> _DIRECTIONS FOR THIS TASK_: Omit any picture, and return the remaining data exactly as written.

Data records:
-- Start --
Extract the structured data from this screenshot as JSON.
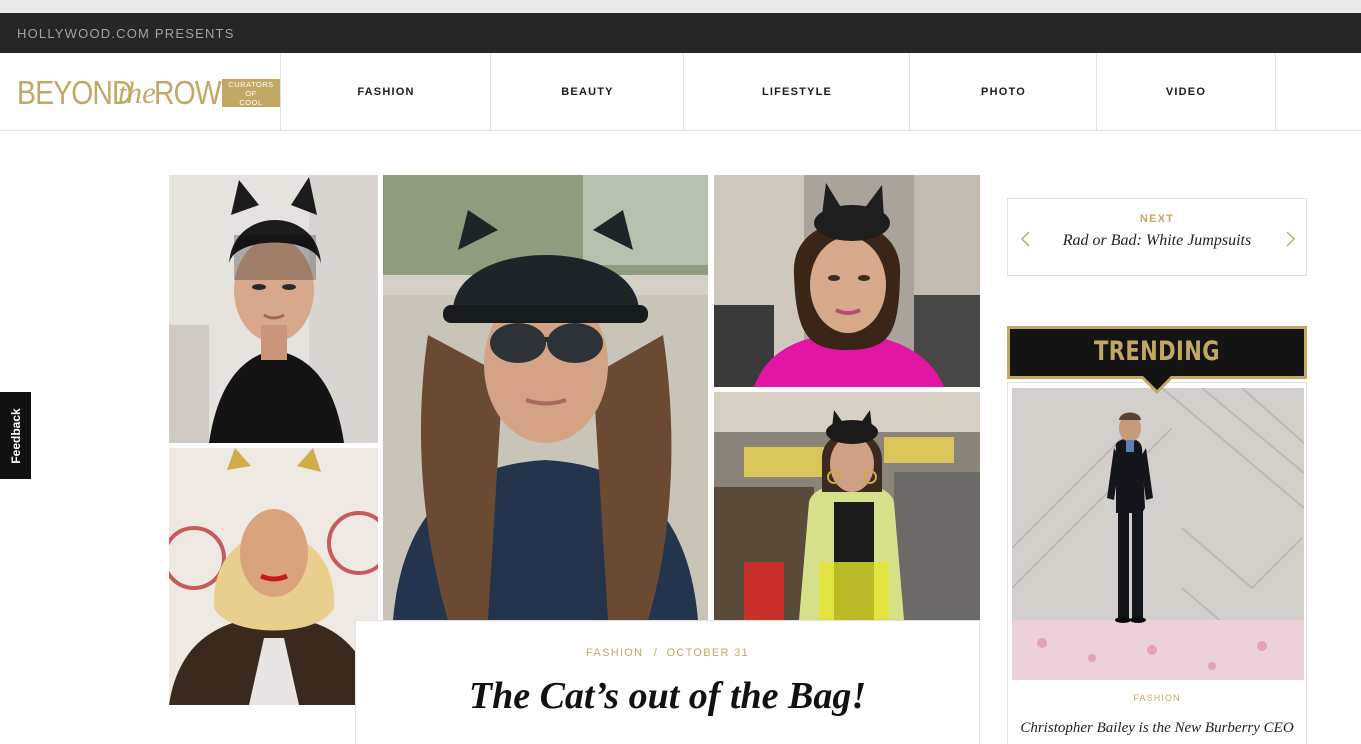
{
  "presents_bar": {
    "text": "HOLLYWOOD.COM PRESENTS"
  },
  "logo": {
    "word_beyond": "BEYOND",
    "word_the": "the",
    "word_row": "ROW",
    "tagline_1": "CURATORS",
    "tagline_2": "OF",
    "tagline_3": "COOL"
  },
  "nav": {
    "items": [
      {
        "label": "FASHION"
      },
      {
        "label": "BEAUTY"
      },
      {
        "label": "LIFESTYLE"
      },
      {
        "label": "PHOTO"
      },
      {
        "label": "VIDEO"
      }
    ]
  },
  "article": {
    "category": "FASHION",
    "separator": "/",
    "date": "OCTOBER 31",
    "title": "The Cat’s out of the Bag!"
  },
  "feedback": {
    "label": "Feedback"
  },
  "next": {
    "label": "NEXT",
    "title": "Rad or Bad: White Jumpsuits",
    "prev_icon": "chevron-left-icon",
    "next_icon": "chevron-right-icon"
  },
  "trending": {
    "heading": "TRENDING",
    "category": "FASHION",
    "title": "Christopher Bailey is the New Burberry CEO"
  },
  "colors": {
    "gold": "#c2a865",
    "dark_bar": "#262626",
    "banner_bg": "#141414",
    "border": "#e1e1e1"
  }
}
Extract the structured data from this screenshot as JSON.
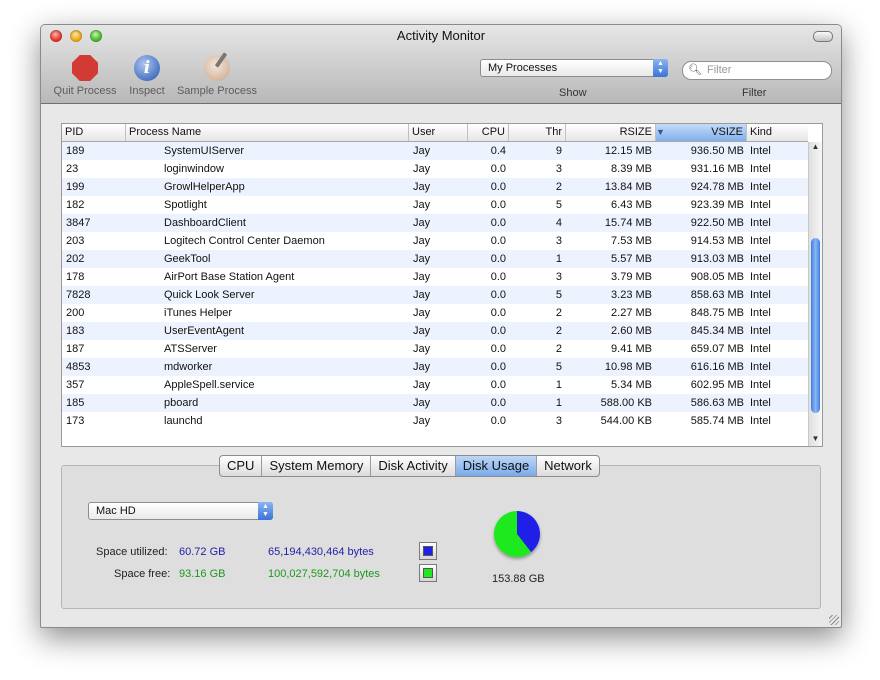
{
  "window": {
    "title": "Activity Monitor"
  },
  "toolbar": {
    "quit_label": "Quit Process",
    "inspect_label": "Inspect",
    "sample_label": "Sample Process",
    "show_value": "My Processes",
    "show_label": "Show",
    "filter_placeholder": "Filter",
    "filter_label": "Filter"
  },
  "table": {
    "columns": [
      "PID",
      "Process Name",
      "User",
      "CPU",
      "Thr",
      "RSIZE",
      "VSIZE",
      "Kind"
    ],
    "sorted_column": "VSIZE",
    "rows": [
      {
        "pid": "189",
        "name": "SystemUIServer",
        "user": "Jay",
        "cpu": "0.4",
        "thr": "9",
        "rsize": "12.15 MB",
        "vsize": "936.50 MB",
        "kind": "Intel"
      },
      {
        "pid": "23",
        "name": "loginwindow",
        "user": "Jay",
        "cpu": "0.0",
        "thr": "3",
        "rsize": "8.39 MB",
        "vsize": "931.16 MB",
        "kind": "Intel"
      },
      {
        "pid": "199",
        "name": "GrowlHelperApp",
        "user": "Jay",
        "cpu": "0.0",
        "thr": "2",
        "rsize": "13.84 MB",
        "vsize": "924.78 MB",
        "kind": "Intel"
      },
      {
        "pid": "182",
        "name": "Spotlight",
        "user": "Jay",
        "cpu": "0.0",
        "thr": "5",
        "rsize": "6.43 MB",
        "vsize": "923.39 MB",
        "kind": "Intel"
      },
      {
        "pid": "3847",
        "name": "DashboardClient",
        "user": "Jay",
        "cpu": "0.0",
        "thr": "4",
        "rsize": "15.74 MB",
        "vsize": "922.50 MB",
        "kind": "Intel"
      },
      {
        "pid": "203",
        "name": "Logitech Control Center Daemon",
        "user": "Jay",
        "cpu": "0.0",
        "thr": "3",
        "rsize": "7.53 MB",
        "vsize": "914.53 MB",
        "kind": "Intel"
      },
      {
        "pid": "202",
        "name": "GeekTool",
        "user": "Jay",
        "cpu": "0.0",
        "thr": "1",
        "rsize": "5.57 MB",
        "vsize": "913.03 MB",
        "kind": "Intel"
      },
      {
        "pid": "178",
        "name": "AirPort Base Station Agent",
        "user": "Jay",
        "cpu": "0.0",
        "thr": "3",
        "rsize": "3.79 MB",
        "vsize": "908.05 MB",
        "kind": "Intel"
      },
      {
        "pid": "7828",
        "name": "Quick Look Server",
        "user": "Jay",
        "cpu": "0.0",
        "thr": "5",
        "rsize": "3.23 MB",
        "vsize": "858.63 MB",
        "kind": "Intel"
      },
      {
        "pid": "200",
        "name": "iTunes Helper",
        "user": "Jay",
        "cpu": "0.0",
        "thr": "2",
        "rsize": "2.27 MB",
        "vsize": "848.75 MB",
        "kind": "Intel"
      },
      {
        "pid": "183",
        "name": "UserEventAgent",
        "user": "Jay",
        "cpu": "0.0",
        "thr": "2",
        "rsize": "2.60 MB",
        "vsize": "845.34 MB",
        "kind": "Intel"
      },
      {
        "pid": "187",
        "name": "ATSServer",
        "user": "Jay",
        "cpu": "0.0",
        "thr": "2",
        "rsize": "9.41 MB",
        "vsize": "659.07 MB",
        "kind": "Intel"
      },
      {
        "pid": "4853",
        "name": "mdworker",
        "user": "Jay",
        "cpu": "0.0",
        "thr": "5",
        "rsize": "10.98 MB",
        "vsize": "616.16 MB",
        "kind": "Intel"
      },
      {
        "pid": "357",
        "name": "AppleSpell.service",
        "user": "Jay",
        "cpu": "0.0",
        "thr": "1",
        "rsize": "5.34 MB",
        "vsize": "602.95 MB",
        "kind": "Intel"
      },
      {
        "pid": "185",
        "name": "pboard",
        "user": "Jay",
        "cpu": "0.0",
        "thr": "1",
        "rsize": "588.00 KB",
        "vsize": "586.63 MB",
        "kind": "Intel"
      },
      {
        "pid": "173",
        "name": "launchd",
        "user": "Jay",
        "cpu": "0.0",
        "thr": "3",
        "rsize": "544.00 KB",
        "vsize": "585.74 MB",
        "kind": "Intel"
      }
    ]
  },
  "tabs": [
    {
      "label": "CPU",
      "active": false
    },
    {
      "label": "System Memory",
      "active": false
    },
    {
      "label": "Disk Activity",
      "active": false
    },
    {
      "label": "Disk Usage",
      "active": true
    },
    {
      "label": "Network",
      "active": false
    }
  ],
  "disk_usage": {
    "disk_value": "Mac HD",
    "utilized_label": "Space utilized:",
    "utilized_gb": "60.72 GB",
    "utilized_bytes": "65,194,430,464 bytes",
    "free_label": "Space free:",
    "free_gb": "93.16 GB",
    "free_bytes": "100,027,592,704 bytes",
    "total": "153.88 GB",
    "utilized_fraction": 0.3946,
    "utilized_color": "#1f1fe8",
    "free_color": "#1ee81e"
  }
}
-- End --
> _ANSWER BELOW_:
Extract the structured data from this screenshot as JSON.
{
  "presents_bar": {
    "text": "HOLLYWOOD.COM PRESENTS"
  },
  "logo": {
    "word_beyond": "BEYOND",
    "word_the": "the",
    "word_row": "ROW",
    "tagline_1": "CURATORS",
    "tagline_2": "OF",
    "tagline_3": "COOL"
  },
  "nav": {
    "items": [
      {
        "label": "FASHION"
      },
      {
        "label": "BEAUTY"
      },
      {
        "label": "LIFESTYLE"
      },
      {
        "label": "PHOTO"
      },
      {
        "label": "VIDEO"
      }
    ]
  },
  "article": {
    "category": "FASHION",
    "separator": "/",
    "date": "OCTOBER 31",
    "title": "The Cat’s out of the Bag!"
  },
  "feedback": {
    "label": "Feedback"
  },
  "next": {
    "label": "NEXT",
    "title": "Rad or Bad: White Jumpsuits",
    "prev_icon": "chevron-left-icon",
    "next_icon": "chevron-right-icon"
  },
  "trending": {
    "heading": "TRENDING",
    "category": "FASHION",
    "title": "Christopher Bailey is the New Burberry CEO"
  },
  "colors": {
    "gold": "#c2a865",
    "dark_bar": "#262626",
    "banner_bg": "#141414",
    "border": "#e1e1e1"
  }
}
Extract the structured data from this screenshot as JSON.
{
  "window": {
    "title": "Activity Monitor"
  },
  "toolbar": {
    "quit_label": "Quit Process",
    "inspect_label": "Inspect",
    "sample_label": "Sample Process",
    "show_value": "My Processes",
    "show_label": "Show",
    "filter_placeholder": "Filter",
    "filter_label": "Filter"
  },
  "table": {
    "columns": [
      "PID",
      "Process Name",
      "User",
      "CPU",
      "Thr",
      "RSIZE",
      "VSIZE",
      "Kind"
    ],
    "sorted_column": "VSIZE",
    "rows": [
      {
        "pid": "189",
        "name": "SystemUIServer",
        "user": "Jay",
        "cpu": "0.4",
        "thr": "9",
        "rsize": "12.15 MB",
        "vsize": "936.50 MB",
        "kind": "Intel"
      },
      {
        "pid": "23",
        "name": "loginwindow",
        "user": "Jay",
        "cpu": "0.0",
        "thr": "3",
        "rsize": "8.39 MB",
        "vsize": "931.16 MB",
        "kind": "Intel"
      },
      {
        "pid": "199",
        "name": "GrowlHelperApp",
        "user": "Jay",
        "cpu": "0.0",
        "thr": "2",
        "rsize": "13.84 MB",
        "vsize": "924.78 MB",
        "kind": "Intel"
      },
      {
        "pid": "182",
        "name": "Spotlight",
        "user": "Jay",
        "cpu": "0.0",
        "thr": "5",
        "rsize": "6.43 MB",
        "vsize": "923.39 MB",
        "kind": "Intel"
      },
      {
        "pid": "3847",
        "name": "DashboardClient",
        "user": "Jay",
        "cpu": "0.0",
        "thr": "4",
        "rsize": "15.74 MB",
        "vsize": "922.50 MB",
        "kind": "Intel"
      },
      {
        "pid": "203",
        "name": "Logitech Control Center Daemon",
        "user": "Jay",
        "cpu": "0.0",
        "thr": "3",
        "rsize": "7.53 MB",
        "vsize": "914.53 MB",
        "kind": "Intel"
      },
      {
        "pid": "202",
        "name": "GeekTool",
        "user": "Jay",
        "cpu": "0.0",
        "thr": "1",
        "rsize": "5.57 MB",
        "vsize": "913.03 MB",
        "kind": "Intel"
      },
      {
        "pid": "178",
        "name": "AirPort Base Station Agent",
        "user": "Jay",
        "cpu": "0.0",
        "thr": "3",
        "rsize": "3.79 MB",
        "vsize": "908.05 MB",
        "kind": "Intel"
      },
      {
        "pid": "7828",
        "name": "Quick Look Server",
        "user": "Jay",
        "cpu": "0.0",
        "thr": "5",
        "rsize": "3.23 MB",
        "vsize": "858.63 MB",
        "kind": "Intel"
      },
      {
        "pid": "200",
        "name": "iTunes Helper",
        "user": "Jay",
        "cpu": "0.0",
        "thr": "2",
        "rsize": "2.27 MB",
        "vsize": "848.75 MB",
        "kind": "Intel"
      },
      {
        "pid": "183",
        "name": "UserEventAgent",
        "user": "Jay",
        "cpu": "0.0",
        "thr": "2",
        "rsize": "2.60 MB",
        "vsize": "845.34 MB",
        "kind": "Intel"
      },
      {
        "pid": "187",
        "name": "ATSServer",
        "user": "Jay",
        "cpu": "0.0",
        "thr": "2",
        "rsize": "9.41 MB",
        "vsize": "659.07 MB",
        "kind": "Intel"
      },
      {
        "pid": "4853",
        "name": "mdworker",
        "user": "Jay",
        "cpu": "0.0",
        "thr": "5",
        "rsize": "10.98 MB",
        "vsize": "616.16 MB",
        "kind": "Intel"
      },
      {
        "pid": "357",
        "name": "AppleSpell.service",
        "user": "Jay",
        "cpu": "0.0",
        "thr": "1",
        "rsize": "5.34 MB",
        "vsize": "602.95 MB",
        "kind": "Intel"
      },
      {
        "pid": "185",
        "name": "pboard",
        "user": "Jay",
        "cpu": "0.0",
        "thr": "1",
        "rsize": "588.00 KB",
        "vsize": "586.63 MB",
        "kind": "Intel"
      },
      {
        "pid": "173",
        "name": "launchd",
        "user": "Jay",
        "cpu": "0.0",
        "thr": "3",
        "rsize": "544.00 KB",
        "vsize": "585.74 MB",
        "kind": "Intel"
      }
    ]
  },
  "tabs": [
    {
      "label": "CPU",
      "active": false
    },
    {
      "label": "System Memory",
      "active": false
    },
    {
      "label": "Disk Activity",
      "active": false
    },
    {
      "label": "Disk Usage",
      "active": true
    },
    {
      "label": "Network",
      "active": false
    }
  ],
  "disk_usage": {
    "disk_value": "Mac HD",
    "utilized_label": "Space utilized:",
    "utilized_gb": "60.72 GB",
    "utilized_bytes": "65,194,430,464 bytes",
    "free_label": "Space free:",
    "free_gb": "93.16 GB",
    "free_bytes": "100,027,592,704 bytes",
    "total": "153.88 GB",
    "utilized_fraction": 0.3946,
    "utilized_color": "#1f1fe8",
    "free_color": "#1ee81e"
  }
}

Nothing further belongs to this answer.